EXERCISE PASSAGE: Begin

I also like the idea of core hours - I hadn't appreciated there could be a difference between feeding to sleep and feeding back to sleep. So this guy suggests continuing to feed to sleep at night, but choosing 7 "core hours" which are non-feeding hours in the night and ultimately teaching your DC to be able to get themselves back to sleep, while not giving up feeding at bedtime, which I now see no reason to give up at this point.

I would echo what the others say about not giving up BF while your DD is unwell though.

One last thing. Have you tried Calpol Ibuprofen? We've been using Paracetamol, but a friend of mine says her DDs slept better on Ibuprofen while teething, so we're going to try that too.

BunnyLebowski · 14/01/2010 10:38

Hi lowrib

You talk a lot of sense! I'm going to put the kettle on and read through your links. Thanks so much.

We have a bottle of the ibuprofen but tend to stick to the calpol, will change round tonight and see what happens!

OP posts:
thisisyesterday · 14/01/2010 10:39

Humphrey, yes periods can affect your milk supply!
I had this with ds2, and now ds3. I know when my period is about to start because the constant feeding begins! lol

BunnyLebowski · 14/01/2010 10:40

I didn't know that about periods. And funny enough mine is due any day.

Hmmmmm

OP posts:
thisisyesterday · 14/01/2010 10:40

the no-cry sleep solution is worth a read too!

EXERCISE PASSAGE: End

* [REQUIRED ACTION]
Answer these questions from the forum thread above:
1. How many "core hours" does the suggested approach choose as non-feeding hours in the night?
2. Which medicine does BunnyLebowski say they tend to stick to?
3. According to thisisyesterday, what can periods affect?

SOURCE MATERIAL: Begin

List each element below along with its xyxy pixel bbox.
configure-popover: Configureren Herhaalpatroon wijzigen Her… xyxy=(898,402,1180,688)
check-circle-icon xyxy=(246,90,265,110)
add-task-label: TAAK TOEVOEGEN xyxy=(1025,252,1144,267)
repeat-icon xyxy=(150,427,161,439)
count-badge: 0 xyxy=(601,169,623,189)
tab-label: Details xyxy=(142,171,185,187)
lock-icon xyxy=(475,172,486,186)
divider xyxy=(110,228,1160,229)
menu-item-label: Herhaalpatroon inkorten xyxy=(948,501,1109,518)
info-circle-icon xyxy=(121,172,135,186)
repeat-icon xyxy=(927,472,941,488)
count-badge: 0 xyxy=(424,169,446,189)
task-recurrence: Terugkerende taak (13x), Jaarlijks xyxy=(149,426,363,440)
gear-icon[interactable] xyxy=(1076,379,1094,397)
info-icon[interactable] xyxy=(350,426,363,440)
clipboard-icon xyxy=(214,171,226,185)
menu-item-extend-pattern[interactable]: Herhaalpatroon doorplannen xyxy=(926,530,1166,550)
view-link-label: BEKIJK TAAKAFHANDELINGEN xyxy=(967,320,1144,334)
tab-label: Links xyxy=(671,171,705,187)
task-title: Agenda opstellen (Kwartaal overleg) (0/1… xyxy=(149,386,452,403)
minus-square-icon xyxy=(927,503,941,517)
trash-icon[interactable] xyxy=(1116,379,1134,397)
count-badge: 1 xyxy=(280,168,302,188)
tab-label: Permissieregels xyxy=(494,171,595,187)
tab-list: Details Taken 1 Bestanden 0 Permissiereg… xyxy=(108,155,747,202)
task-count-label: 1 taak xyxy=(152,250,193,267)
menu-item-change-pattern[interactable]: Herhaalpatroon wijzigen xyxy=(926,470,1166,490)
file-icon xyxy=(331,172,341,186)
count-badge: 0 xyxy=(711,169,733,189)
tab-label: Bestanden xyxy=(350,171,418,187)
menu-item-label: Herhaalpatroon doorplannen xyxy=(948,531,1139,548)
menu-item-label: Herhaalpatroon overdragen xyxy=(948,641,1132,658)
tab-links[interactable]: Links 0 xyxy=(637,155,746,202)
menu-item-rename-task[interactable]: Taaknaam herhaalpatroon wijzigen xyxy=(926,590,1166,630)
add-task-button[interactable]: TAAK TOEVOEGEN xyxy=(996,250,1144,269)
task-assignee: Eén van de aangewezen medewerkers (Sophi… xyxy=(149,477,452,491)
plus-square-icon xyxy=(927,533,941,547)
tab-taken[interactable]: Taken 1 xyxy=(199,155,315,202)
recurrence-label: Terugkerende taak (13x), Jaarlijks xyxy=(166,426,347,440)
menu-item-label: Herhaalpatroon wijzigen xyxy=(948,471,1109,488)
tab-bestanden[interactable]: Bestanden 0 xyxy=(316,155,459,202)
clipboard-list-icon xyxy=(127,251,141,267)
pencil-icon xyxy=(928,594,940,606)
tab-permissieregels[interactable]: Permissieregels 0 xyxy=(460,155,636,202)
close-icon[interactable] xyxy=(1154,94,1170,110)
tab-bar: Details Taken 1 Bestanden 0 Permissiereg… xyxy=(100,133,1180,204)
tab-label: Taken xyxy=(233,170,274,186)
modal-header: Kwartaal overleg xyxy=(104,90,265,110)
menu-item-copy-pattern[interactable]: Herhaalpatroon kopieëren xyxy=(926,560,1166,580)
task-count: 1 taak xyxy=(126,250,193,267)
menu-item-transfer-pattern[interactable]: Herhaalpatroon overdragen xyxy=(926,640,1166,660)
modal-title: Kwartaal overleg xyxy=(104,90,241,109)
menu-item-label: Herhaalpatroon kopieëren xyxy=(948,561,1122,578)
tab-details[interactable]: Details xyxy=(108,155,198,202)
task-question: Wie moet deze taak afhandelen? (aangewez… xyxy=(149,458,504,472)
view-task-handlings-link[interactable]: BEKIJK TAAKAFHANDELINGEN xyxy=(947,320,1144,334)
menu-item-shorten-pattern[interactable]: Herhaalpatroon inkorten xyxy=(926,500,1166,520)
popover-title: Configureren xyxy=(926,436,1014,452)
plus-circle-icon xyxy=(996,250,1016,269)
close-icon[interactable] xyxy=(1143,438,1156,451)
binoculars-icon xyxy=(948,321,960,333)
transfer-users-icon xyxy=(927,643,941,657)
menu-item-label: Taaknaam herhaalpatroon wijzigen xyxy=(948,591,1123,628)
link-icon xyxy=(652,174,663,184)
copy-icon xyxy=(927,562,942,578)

SOURCE MATERIAL: End

* [ANSWER TO THIS EXERCISE]
1. Seven.
2. Calpol.
3. Milk supply.